WHAT YOU NEED TO DO =
Beneath this task is a listing; retype all of it exactly.

[Collected data entries]
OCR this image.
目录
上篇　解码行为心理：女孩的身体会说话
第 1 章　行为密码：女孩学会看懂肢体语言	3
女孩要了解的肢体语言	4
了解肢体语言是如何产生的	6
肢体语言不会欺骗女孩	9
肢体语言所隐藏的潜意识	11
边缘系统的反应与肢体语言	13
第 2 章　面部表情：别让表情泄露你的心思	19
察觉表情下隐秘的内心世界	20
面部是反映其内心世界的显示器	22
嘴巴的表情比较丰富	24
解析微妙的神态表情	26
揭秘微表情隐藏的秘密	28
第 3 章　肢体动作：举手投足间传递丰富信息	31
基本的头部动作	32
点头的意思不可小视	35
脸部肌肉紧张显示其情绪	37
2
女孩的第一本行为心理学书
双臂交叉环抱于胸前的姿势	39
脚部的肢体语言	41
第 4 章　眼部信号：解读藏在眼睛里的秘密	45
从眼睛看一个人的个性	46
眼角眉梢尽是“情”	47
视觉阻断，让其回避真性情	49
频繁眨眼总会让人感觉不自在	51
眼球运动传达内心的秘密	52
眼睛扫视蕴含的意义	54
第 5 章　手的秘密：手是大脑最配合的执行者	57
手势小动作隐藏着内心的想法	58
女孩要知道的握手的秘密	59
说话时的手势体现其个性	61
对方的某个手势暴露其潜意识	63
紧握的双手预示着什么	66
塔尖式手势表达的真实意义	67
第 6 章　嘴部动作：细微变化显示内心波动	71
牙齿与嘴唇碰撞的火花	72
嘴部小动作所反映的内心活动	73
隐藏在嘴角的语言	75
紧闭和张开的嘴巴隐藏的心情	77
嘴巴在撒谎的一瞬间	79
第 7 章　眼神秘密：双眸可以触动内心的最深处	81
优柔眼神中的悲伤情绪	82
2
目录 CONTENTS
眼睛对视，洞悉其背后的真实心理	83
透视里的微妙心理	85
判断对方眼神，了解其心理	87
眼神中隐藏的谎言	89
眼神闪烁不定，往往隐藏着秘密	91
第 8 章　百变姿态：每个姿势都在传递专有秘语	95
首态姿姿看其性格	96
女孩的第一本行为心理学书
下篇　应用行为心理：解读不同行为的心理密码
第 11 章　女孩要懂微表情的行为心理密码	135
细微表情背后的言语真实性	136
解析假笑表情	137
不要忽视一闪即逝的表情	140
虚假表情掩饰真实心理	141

RESULT FOR THIS EXERCISE =
OCR this image.
目录
上篇　解码行为心理：女孩的身体会说话
第 1 章　行为密码：女孩学会看懂肢体语言	3
女孩要了解的肢体语言	4
了解肢体语言是如何产生的	6
肢体语言不会欺骗女孩	9
肢体语言所隐藏的潜意识	11
边缘系统的反应与肢体语言	13
第 2 章　面部表情：别让表情泄露你的心思	19
察觉表情下隐秘的内心世界	20
面部是反映其内心世界的显示器	22
嘴巴的表情比较丰富	24
解析微妙的神态表情	26
揭秘微表情隐藏的秘密	28
第 3 章　肢体动作：举手投足间传递丰富信息	31
基本的头部动作	32
点头的意思不可小视	35
脸部肌肉紧张显示其情绪	37
2
女孩的第一本行为心理学书
双臂交叉环抱于胸前的姿势	39
脚部的肢体语言	41
第 4 章　眼部信号：解读藏在眼睛里的秘密	45
从眼睛看一个人的个性	46
眼角眉梢尽是“情”	47
视觉阻断，让其回避真性情	49
频繁眨眼总会让人感觉不自在	51
眼球运动传达内心的秘密	52
眼睛扫视蕴含的意义	54
第 5 章　手的秘密：手是大脑最配合的执行者	57
手势小动作隐藏着内心的想法	58
女孩要知道的握手的秘密	59
说话时的手势体现其个性	61
对方的某个手势暴露其潜意识	63
紧握的双手预示着什么	66
塔尖式手势表达的真实意义	67
第 6 章　嘴部动作：细微变化显示内心波动	71
牙齿与嘴唇碰撞的火花	72
嘴部小动作所反映的内心活动	73
隐藏在嘴角的语言	75
紧闭和张开的嘴巴隐藏的心情	77
嘴巴在撒谎的一瞬间	79
第 7 章　眼神秘密：双眸可以触动内心的最深处	81
优柔眼神中的悲伤情绪	82
2
目录 CONTENTS
眼睛对视，洞悉其背后的真实心理	83
透视里的微妙心理	85
判断对方眼神，了解其心理	87
眼神中隐藏的谎言	89
眼神闪烁不定，往往隐藏着秘密	91
第 8 章　百变姿态：每个姿势都在传递专有秘语	95
首态姿姿看其性格	96
女孩的第一本行为心理学书
下篇　应用行为心理：解读不同行为的心理密码
第 11 章　女孩要懂微表情的行为心理密码	135
细微表情背后的言语真实性	136
解析假笑表情	137
不要忽视一闪即逝的表情	140
虚假表情掩饰真实心理	141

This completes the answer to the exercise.